▸ **TASK OBJECTIVE**
Make an exact copy of the lines, leaving the pictures out.
- - - - - - -
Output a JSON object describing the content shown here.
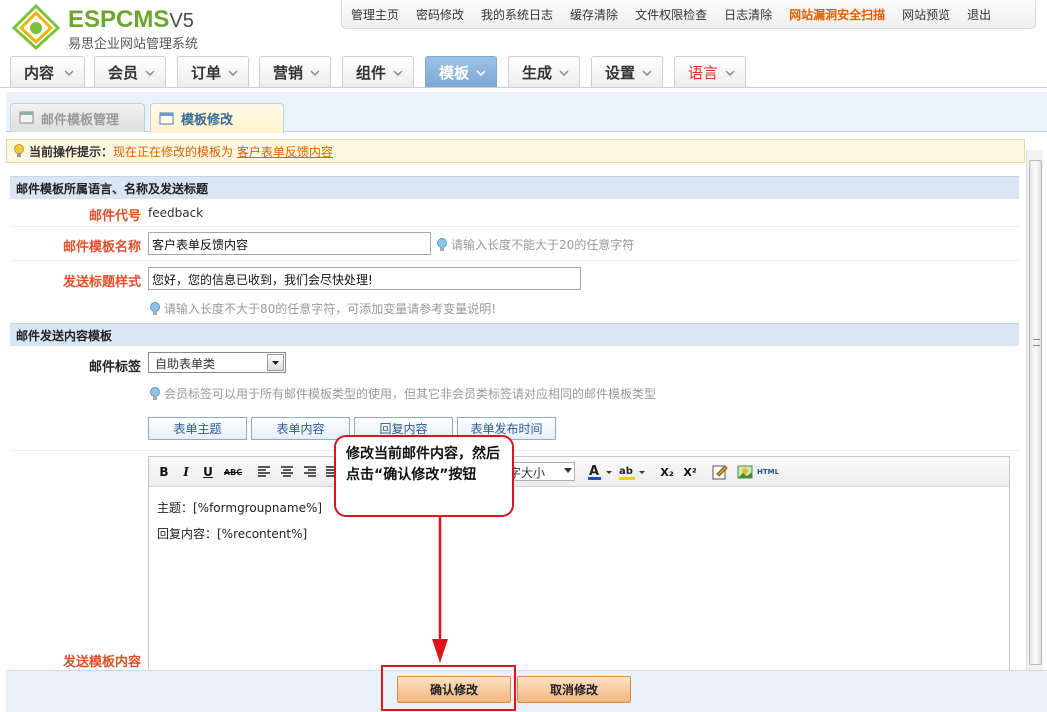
{
  "header": {
    "logo_title": "ESPCMS",
    "logo_version": "V5",
    "logo_subtitle": "易思企业网站管理系统",
    "links": [
      "管理主页",
      "密码修改",
      "我的系统日志",
      "缓存清除",
      "文件权限检查",
      "日志清除",
      "网站漏洞安全扫描",
      "网站预览",
      "退出"
    ]
  },
  "nav": [
    "内容",
    "会员",
    "订单",
    "营销",
    "组件",
    "模板",
    "生成",
    "设置",
    "语言"
  ],
  "tabs": {
    "manage": "邮件模板管理",
    "edit": "模板修改"
  },
  "hint": {
    "label": "当前操作提示：",
    "message": "现在正在修改的模板为",
    "target": "客户表单反馈内容"
  },
  "section1": {
    "title": "邮件模板所属语言、名称及发送标题",
    "code_label": "邮件代号",
    "code_value": "feedback",
    "name_label": "邮件模板名称",
    "name_value": "客户表单反馈内容",
    "name_tip": "请输入长度不能大于20的任意字符",
    "subject_label": "发送标题样式",
    "subject_value": "您好，您的信息已收到，我们会尽快处理!",
    "subject_tip": "请输入长度不大于80的任意字符，可添加变量请参考变量说明!"
  },
  "section2": {
    "title": "邮件发送内容模板",
    "tag_label": "邮件标签",
    "tag_select": "自助表单类",
    "tag_tip": "会员标签可以用于所有邮件模板类型的使用，但其它非会员类标签请对应相同的邮件模板类型",
    "tag_buttons": [
      "表单主题",
      "表单内容",
      "回复内容",
      "表单发布时间"
    ],
    "content_label": "发送模板内容"
  },
  "editor": {
    "bold": "B",
    "italic": "I",
    "underline": "U",
    "strike": "ABC",
    "font_size": "字大小",
    "line1": "主题：[%formgroupname%]",
    "line2": "回复内容：[%recontent%]",
    "html": "HTML",
    "sub": "X₂",
    "sup": "X²"
  },
  "buttons": {
    "confirm": "确认修改",
    "cancel": "取消修改"
  },
  "annotation": {
    "callout": "修改当前邮件内容，然后点击“确认修改”按钮"
  },
  "colors": {
    "accent_orange": "#e06000",
    "nav_active": "#7aa7d4",
    "annotation_red": "#d9141e"
  }
}
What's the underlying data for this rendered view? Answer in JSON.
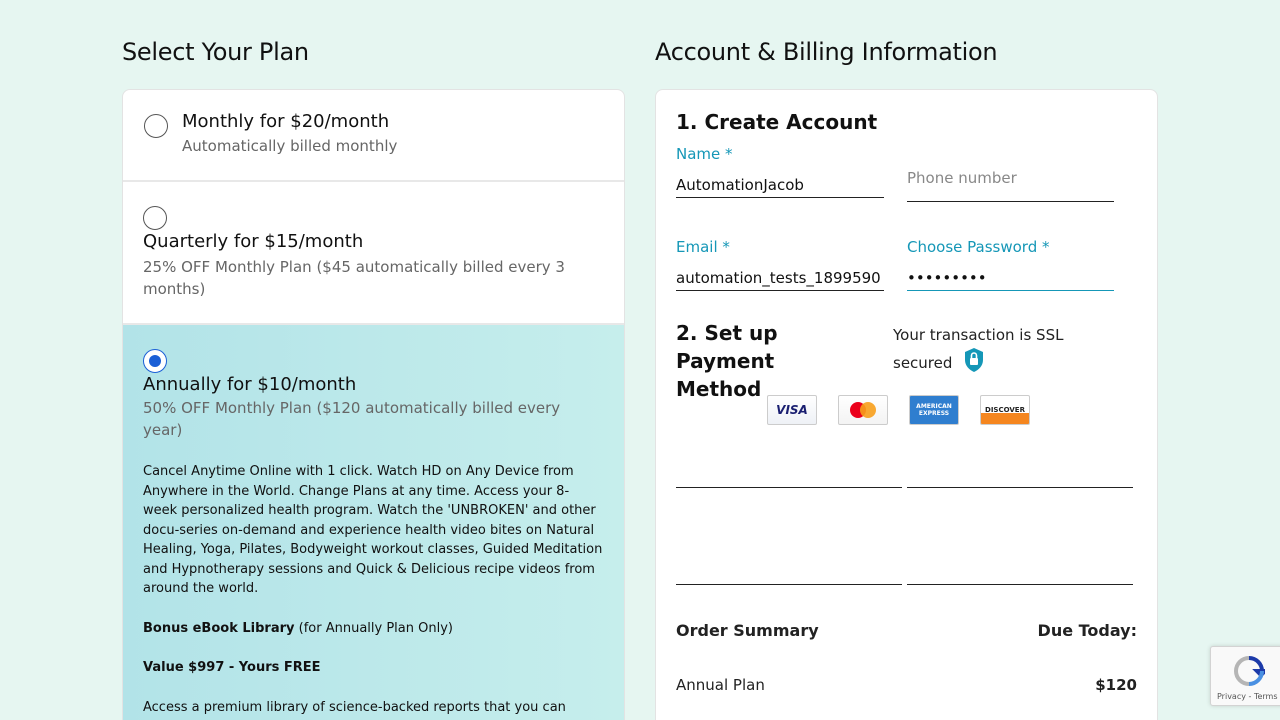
- - - - - - -
▸ **WORKED ANSWER**
Output a JSON object describing the content shown here.
{
  "header": {
    "logo_title": "ESPCMS",
    "logo_version": "V5",
    "logo_subtitle": "易思企业网站管理系统",
    "links": [
      "管理主页",
      "密码修改",
      "我的系统日志",
      "缓存清除",
      "文件权限检查",
      "日志清除",
      "网站漏洞安全扫描",
      "网站预览",
      "退出"
    ]
  },
  "nav": [
    "内容",
    "会员",
    "订单",
    "营销",
    "组件",
    "模板",
    "生成",
    "设置",
    "语言"
  ],
  "tabs": {
    "manage": "邮件模板管理",
    "edit": "模板修改"
  },
  "hint": {
    "label": "当前操作提示：",
    "message": "现在正在修改的模板为",
    "target": "客户表单反馈内容"
  },
  "section1": {
    "title": "邮件模板所属语言、名称及发送标题",
    "code_label": "邮件代号",
    "code_value": "feedback",
    "name_label": "邮件模板名称",
    "name_value": "客户表单反馈内容",
    "name_tip": "请输入长度不能大于20的任意字符",
    "subject_label": "发送标题样式",
    "subject_value": "您好，您的信息已收到，我们会尽快处理!",
    "subject_tip": "请输入长度不大于80的任意字符，可添加变量请参考变量说明!"
  },
  "section2": {
    "title": "邮件发送内容模板",
    "tag_label": "邮件标签",
    "tag_select": "自助表单类",
    "tag_tip": "会员标签可以用于所有邮件模板类型的使用，但其它非会员类标签请对应相同的邮件模板类型",
    "tag_buttons": [
      "表单主题",
      "表单内容",
      "回复内容",
      "表单发布时间"
    ],
    "content_label": "发送模板内容"
  },
  "editor": {
    "bold": "B",
    "italic": "I",
    "underline": "U",
    "strike": "ABC",
    "font_size": "字大小",
    "line1": "主题：[%formgroupname%]",
    "line2": "回复内容：[%recontent%]",
    "html": "HTML",
    "sub": "X₂",
    "sup": "X²"
  },
  "buttons": {
    "confirm": "确认修改",
    "cancel": "取消修改"
  },
  "annotation": {
    "callout": "修改当前邮件内容，然后点击“确认修改”按钮"
  },
  "colors": {
    "accent_orange": "#e06000",
    "nav_active": "#7aa7d4",
    "annotation_red": "#d9141e"
  }
}
What's the underlying data for this rendered view? Answer in JSON.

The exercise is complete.